TASK DESCRIPTION: Reproduce every entry that follows word for word, but omit the images.

DATA SECTION:
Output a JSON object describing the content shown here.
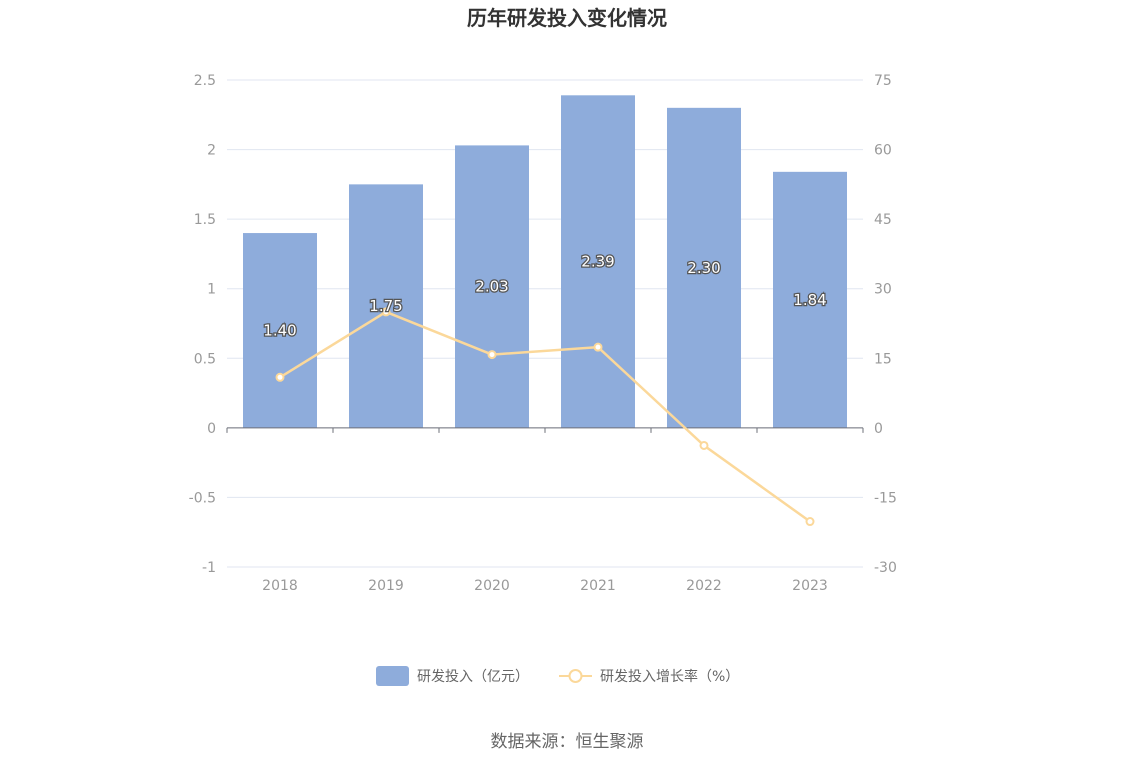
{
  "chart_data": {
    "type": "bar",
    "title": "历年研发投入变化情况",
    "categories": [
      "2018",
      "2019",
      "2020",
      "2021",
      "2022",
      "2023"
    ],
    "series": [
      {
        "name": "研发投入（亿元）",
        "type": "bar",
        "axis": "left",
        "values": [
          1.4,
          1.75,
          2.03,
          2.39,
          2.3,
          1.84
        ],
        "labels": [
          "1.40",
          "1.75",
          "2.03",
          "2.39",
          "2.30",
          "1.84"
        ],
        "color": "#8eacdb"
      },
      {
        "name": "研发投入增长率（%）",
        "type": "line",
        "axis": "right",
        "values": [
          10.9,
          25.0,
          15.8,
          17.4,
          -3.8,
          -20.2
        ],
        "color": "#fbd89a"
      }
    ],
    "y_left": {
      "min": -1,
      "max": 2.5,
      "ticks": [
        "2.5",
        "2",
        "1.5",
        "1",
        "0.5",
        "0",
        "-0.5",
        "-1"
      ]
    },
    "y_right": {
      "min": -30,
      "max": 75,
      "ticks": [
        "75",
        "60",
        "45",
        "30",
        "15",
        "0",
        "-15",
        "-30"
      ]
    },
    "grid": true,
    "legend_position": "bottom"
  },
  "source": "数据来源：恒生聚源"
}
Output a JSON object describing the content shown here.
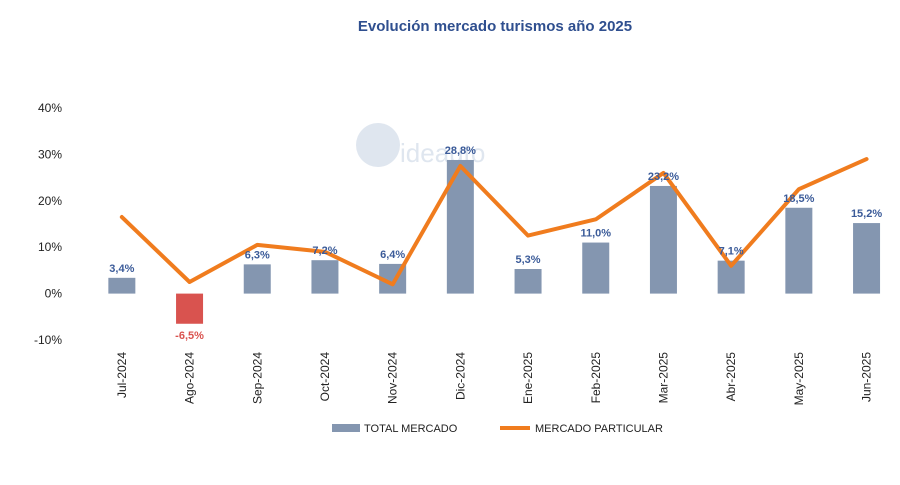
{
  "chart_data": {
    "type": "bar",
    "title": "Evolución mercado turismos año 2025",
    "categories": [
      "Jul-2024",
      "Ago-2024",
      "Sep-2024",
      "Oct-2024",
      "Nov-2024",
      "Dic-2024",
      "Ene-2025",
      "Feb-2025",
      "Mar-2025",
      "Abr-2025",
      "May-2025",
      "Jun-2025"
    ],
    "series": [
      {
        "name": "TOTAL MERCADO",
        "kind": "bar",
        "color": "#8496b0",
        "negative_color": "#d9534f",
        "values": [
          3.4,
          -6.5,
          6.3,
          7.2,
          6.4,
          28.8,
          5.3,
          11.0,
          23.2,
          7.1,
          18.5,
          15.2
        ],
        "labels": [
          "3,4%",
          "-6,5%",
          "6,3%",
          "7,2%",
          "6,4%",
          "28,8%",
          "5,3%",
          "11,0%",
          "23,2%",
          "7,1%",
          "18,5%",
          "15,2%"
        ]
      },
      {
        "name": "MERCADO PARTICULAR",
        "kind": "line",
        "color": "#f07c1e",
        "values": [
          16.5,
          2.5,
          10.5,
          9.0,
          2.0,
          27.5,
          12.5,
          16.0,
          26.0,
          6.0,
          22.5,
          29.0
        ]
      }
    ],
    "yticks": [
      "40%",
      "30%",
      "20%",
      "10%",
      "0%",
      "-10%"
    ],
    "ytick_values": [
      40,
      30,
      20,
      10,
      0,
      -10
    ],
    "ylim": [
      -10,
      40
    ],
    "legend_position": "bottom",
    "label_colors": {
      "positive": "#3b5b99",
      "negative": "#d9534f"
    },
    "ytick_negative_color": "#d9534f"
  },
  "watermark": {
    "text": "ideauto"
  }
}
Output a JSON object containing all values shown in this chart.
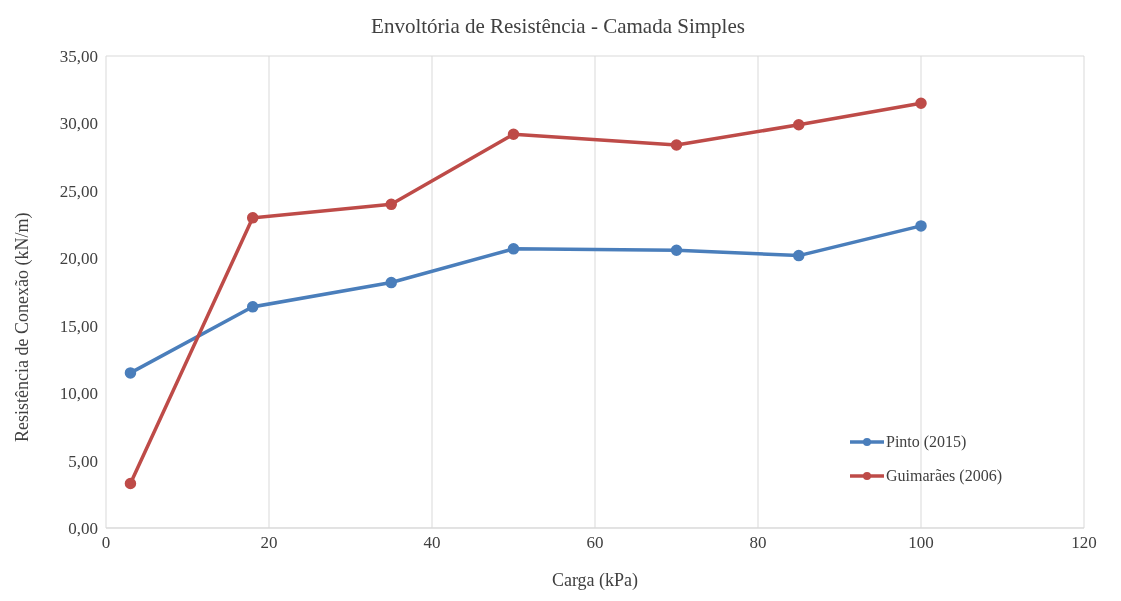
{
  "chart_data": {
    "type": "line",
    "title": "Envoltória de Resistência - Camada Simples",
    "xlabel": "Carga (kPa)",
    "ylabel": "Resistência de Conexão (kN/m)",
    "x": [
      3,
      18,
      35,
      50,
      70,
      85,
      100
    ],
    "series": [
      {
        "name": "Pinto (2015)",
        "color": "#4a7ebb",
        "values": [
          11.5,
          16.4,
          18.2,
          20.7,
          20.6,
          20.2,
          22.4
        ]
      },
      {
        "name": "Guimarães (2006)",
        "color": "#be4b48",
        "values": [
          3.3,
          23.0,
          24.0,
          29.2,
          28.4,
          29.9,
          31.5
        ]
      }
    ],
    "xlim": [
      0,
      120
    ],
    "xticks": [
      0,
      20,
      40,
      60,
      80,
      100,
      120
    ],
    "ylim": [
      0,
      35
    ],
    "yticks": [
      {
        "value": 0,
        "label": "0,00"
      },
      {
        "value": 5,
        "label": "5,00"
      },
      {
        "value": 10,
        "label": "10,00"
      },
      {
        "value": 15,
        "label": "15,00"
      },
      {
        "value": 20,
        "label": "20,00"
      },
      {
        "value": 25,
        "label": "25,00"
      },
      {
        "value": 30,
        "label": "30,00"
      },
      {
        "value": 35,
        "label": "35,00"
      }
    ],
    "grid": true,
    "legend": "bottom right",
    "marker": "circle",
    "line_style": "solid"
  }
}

RESULT:
Output a JSON object describing the content shown here.
{
  "chart_data": {
    "type": "bar",
    "title": "历年研发投入变化情况",
    "categories": [
      "2018",
      "2019",
      "2020",
      "2021",
      "2022",
      "2023"
    ],
    "series": [
      {
        "name": "研发投入（亿元）",
        "type": "bar",
        "axis": "left",
        "values": [
          1.4,
          1.75,
          2.03,
          2.39,
          2.3,
          1.84
        ],
        "labels": [
          "1.40",
          "1.75",
          "2.03",
          "2.39",
          "2.30",
          "1.84"
        ],
        "color": "#8eacdb"
      },
      {
        "name": "研发投入增长率（%）",
        "type": "line",
        "axis": "right",
        "values": [
          10.9,
          25.0,
          15.8,
          17.4,
          -3.8,
          -20.2
        ],
        "color": "#fbd89a"
      }
    ],
    "y_left": {
      "min": -1,
      "max": 2.5,
      "ticks": [
        "2.5",
        "2",
        "1.5",
        "1",
        "0.5",
        "0",
        "-0.5",
        "-1"
      ]
    },
    "y_right": {
      "min": -30,
      "max": 75,
      "ticks": [
        "75",
        "60",
        "45",
        "30",
        "15",
        "0",
        "-15",
        "-30"
      ]
    },
    "grid": true,
    "legend_position": "bottom"
  },
  "source": "数据来源：恒生聚源"
}
Output a JSON object describing the content shown here.
{
  "chart_data": {
    "type": "bar",
    "title": "Evolución mercado turismos año 2025",
    "categories": [
      "Jul-2024",
      "Ago-2024",
      "Sep-2024",
      "Oct-2024",
      "Nov-2024",
      "Dic-2024",
      "Ene-2025",
      "Feb-2025",
      "Mar-2025",
      "Abr-2025",
      "May-2025",
      "Jun-2025"
    ],
    "series": [
      {
        "name": "TOTAL MERCADO",
        "kind": "bar",
        "color": "#8496b0",
        "negative_color": "#d9534f",
        "values": [
          3.4,
          -6.5,
          6.3,
          7.2,
          6.4,
          28.8,
          5.3,
          11.0,
          23.2,
          7.1,
          18.5,
          15.2
        ],
        "labels": [
          "3,4%",
          "-6,5%",
          "6,3%",
          "7,2%",
          "6,4%",
          "28,8%",
          "5,3%",
          "11,0%",
          "23,2%",
          "7,1%",
          "18,5%",
          "15,2%"
        ]
      },
      {
        "name": "MERCADO PARTICULAR",
        "kind": "line",
        "color": "#f07c1e",
        "values": [
          16.5,
          2.5,
          10.5,
          9.0,
          2.0,
          27.5,
          12.5,
          16.0,
          26.0,
          6.0,
          22.5,
          29.0
        ]
      }
    ],
    "yticks": [
      "40%",
      "30%",
      "20%",
      "10%",
      "0%",
      "-10%"
    ],
    "ytick_values": [
      40,
      30,
      20,
      10,
      0,
      -10
    ],
    "ylim": [
      -10,
      40
    ],
    "legend_position": "bottom",
    "label_colors": {
      "positive": "#3b5b99",
      "negative": "#d9534f"
    },
    "ytick_negative_color": "#d9534f"
  },
  "watermark": {
    "text": "ideauto"
  }
}
Output a JSON object containing all values shown in this chart.
{
  "chart_data": {
    "type": "line",
    "title": "Envoltória de Resistência - Camada Simples",
    "xlabel": "Carga (kPa)",
    "ylabel": "Resistência de Conexão (kN/m)",
    "x": [
      3,
      18,
      35,
      50,
      70,
      85,
      100
    ],
    "series": [
      {
        "name": "Pinto (2015)",
        "color": "#4a7ebb",
        "values": [
          11.5,
          16.4,
          18.2,
          20.7,
          20.6,
          20.2,
          22.4
        ]
      },
      {
        "name": "Guimarães (2006)",
        "color": "#be4b48",
        "values": [
          3.3,
          23.0,
          24.0,
          29.2,
          28.4,
          29.9,
          31.5
        ]
      }
    ],
    "xlim": [
      0,
      120
    ],
    "xticks": [
      0,
      20,
      40,
      60,
      80,
      100,
      120
    ],
    "ylim": [
      0,
      35
    ],
    "yticks": [
      {
        "value": 0,
        "label": "0,00"
      },
      {
        "value": 5,
        "label": "5,00"
      },
      {
        "value": 10,
        "label": "10,00"
      },
      {
        "value": 15,
        "label": "15,00"
      },
      {
        "value": 20,
        "label": "20,00"
      },
      {
        "value": 25,
        "label": "25,00"
      },
      {
        "value": 30,
        "label": "30,00"
      },
      {
        "value": 35,
        "label": "35,00"
      }
    ],
    "grid": true,
    "legend": "bottom right",
    "marker": "circle",
    "line_style": "solid"
  }
}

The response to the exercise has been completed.